What you have to do:
Give the data below again, word for word.

Task material:
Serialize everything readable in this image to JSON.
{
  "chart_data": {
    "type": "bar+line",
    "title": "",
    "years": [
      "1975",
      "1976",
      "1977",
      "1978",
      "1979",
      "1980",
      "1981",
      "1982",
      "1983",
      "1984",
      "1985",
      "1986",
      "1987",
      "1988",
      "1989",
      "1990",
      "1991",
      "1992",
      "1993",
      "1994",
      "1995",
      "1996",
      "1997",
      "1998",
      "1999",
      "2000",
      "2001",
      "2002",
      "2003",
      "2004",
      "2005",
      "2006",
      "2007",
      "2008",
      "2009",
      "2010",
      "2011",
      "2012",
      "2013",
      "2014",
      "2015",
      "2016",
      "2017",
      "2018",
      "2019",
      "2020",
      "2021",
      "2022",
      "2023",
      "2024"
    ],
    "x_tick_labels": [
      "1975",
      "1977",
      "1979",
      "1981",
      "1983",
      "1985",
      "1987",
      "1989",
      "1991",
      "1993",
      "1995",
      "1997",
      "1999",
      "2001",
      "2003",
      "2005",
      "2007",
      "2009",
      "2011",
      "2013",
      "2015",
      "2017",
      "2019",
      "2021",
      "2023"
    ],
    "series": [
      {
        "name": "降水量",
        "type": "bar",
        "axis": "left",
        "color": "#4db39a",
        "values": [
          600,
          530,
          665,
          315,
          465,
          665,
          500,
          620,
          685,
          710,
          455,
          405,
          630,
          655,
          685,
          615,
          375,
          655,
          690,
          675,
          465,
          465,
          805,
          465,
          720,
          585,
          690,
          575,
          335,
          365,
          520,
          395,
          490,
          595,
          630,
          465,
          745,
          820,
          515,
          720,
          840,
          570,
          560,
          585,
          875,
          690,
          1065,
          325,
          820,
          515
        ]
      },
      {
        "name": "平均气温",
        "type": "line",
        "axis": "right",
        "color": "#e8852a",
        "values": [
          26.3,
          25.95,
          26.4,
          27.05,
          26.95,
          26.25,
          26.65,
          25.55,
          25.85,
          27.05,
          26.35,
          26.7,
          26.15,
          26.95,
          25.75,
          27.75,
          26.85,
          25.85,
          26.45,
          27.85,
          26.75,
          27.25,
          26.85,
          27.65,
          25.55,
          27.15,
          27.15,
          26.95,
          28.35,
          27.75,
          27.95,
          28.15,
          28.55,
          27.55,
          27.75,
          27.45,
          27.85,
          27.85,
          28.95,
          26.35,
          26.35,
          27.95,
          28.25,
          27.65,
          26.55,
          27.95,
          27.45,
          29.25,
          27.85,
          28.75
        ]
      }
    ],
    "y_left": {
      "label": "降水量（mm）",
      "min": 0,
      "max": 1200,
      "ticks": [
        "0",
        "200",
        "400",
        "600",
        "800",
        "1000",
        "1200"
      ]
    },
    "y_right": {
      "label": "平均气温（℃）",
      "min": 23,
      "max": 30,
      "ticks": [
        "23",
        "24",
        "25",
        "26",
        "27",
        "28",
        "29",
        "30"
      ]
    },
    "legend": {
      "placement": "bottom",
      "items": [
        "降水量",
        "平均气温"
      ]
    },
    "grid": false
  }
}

Task solution:
Serialize everything readable in this image to JSON.
{
  "chart_data": {
    "type": "bar+line",
    "title": "",
    "years": [
      "1975",
      "1976",
      "1977",
      "1978",
      "1979",
      "1980",
      "1981",
      "1982",
      "1983",
      "1984",
      "1985",
      "1986",
      "1987",
      "1988",
      "1989",
      "1990",
      "1991",
      "1992",
      "1993",
      "1994",
      "1995",
      "1996",
      "1997",
      "1998",
      "1999",
      "2000",
      "2001",
      "2002",
      "2003",
      "2004",
      "2005",
      "2006",
      "2007",
      "2008",
      "2009",
      "2010",
      "2011",
      "2012",
      "2013",
      "2014",
      "2015",
      "2016",
      "2017",
      "2018",
      "2019",
      "2020",
      "2021",
      "2022",
      "2023",
      "2024"
    ],
    "x_tick_labels": [
      "1975",
      "1977",
      "1979",
      "1981",
      "1983",
      "1985",
      "1987",
      "1989",
      "1991",
      "1993",
      "1995",
      "1997",
      "1999",
      "2001",
      "2003",
      "2005",
      "2007",
      "2009",
      "2011",
      "2013",
      "2015",
      "2017",
      "2019",
      "2021",
      "2023"
    ],
    "series": [
      {
        "name": "降水量",
        "type": "bar",
        "axis": "left",
        "color": "#4db39a",
        "values": [
          600,
          530,
          665,
          315,
          465,
          665,
          500,
          620,
          685,
          710,
          455,
          405,
          630,
          655,
          685,
          615,
          375,
          655,
          690,
          675,
          465,
          465,
          805,
          465,
          720,
          585,
          690,
          575,
          335,
          365,
          520,
          395,
          490,
          595,
          630,
          465,
          745,
          820,
          515,
          720,
          840,
          570,
          560,
          585,
          875,
          690,
          1065,
          325,
          820,
          515
        ]
      },
      {
        "name": "平均气温",
        "type": "line",
        "axis": "right",
        "color": "#e8852a",
        "values": [
          26.3,
          25.95,
          26.4,
          27.05,
          26.95,
          26.25,
          26.65,
          25.55,
          25.85,
          27.05,
          26.35,
          26.7,
          26.15,
          26.95,
          25.75,
          27.75,
          26.85,
          25.85,
          26.45,
          27.85,
          26.75,
          27.25,
          26.85,
          27.65,
          25.55,
          27.15,
          27.15,
          26.95,
          28.35,
          27.75,
          27.95,
          28.15,
          28.55,
          27.55,
          27.75,
          27.45,
          27.85,
          27.85,
          28.95,
          26.35,
          26.35,
          27.95,
          28.25,
          27.65,
          26.55,
          27.95,
          27.45,
          29.25,
          27.85,
          28.75
        ]
      }
    ],
    "y_left": {
      "label": "降水量（mm）",
      "min": 0,
      "max": 1200,
      "ticks": [
        "0",
        "200",
        "400",
        "600",
        "800",
        "1000",
        "1200"
      ]
    },
    "y_right": {
      "label": "平均气温（℃）",
      "min": 23,
      "max": 30,
      "ticks": [
        "23",
        "24",
        "25",
        "26",
        "27",
        "28",
        "29",
        "30"
      ]
    },
    "legend": {
      "placement": "bottom",
      "items": [
        "降水量",
        "平均气温"
      ]
    },
    "grid": false
  }
}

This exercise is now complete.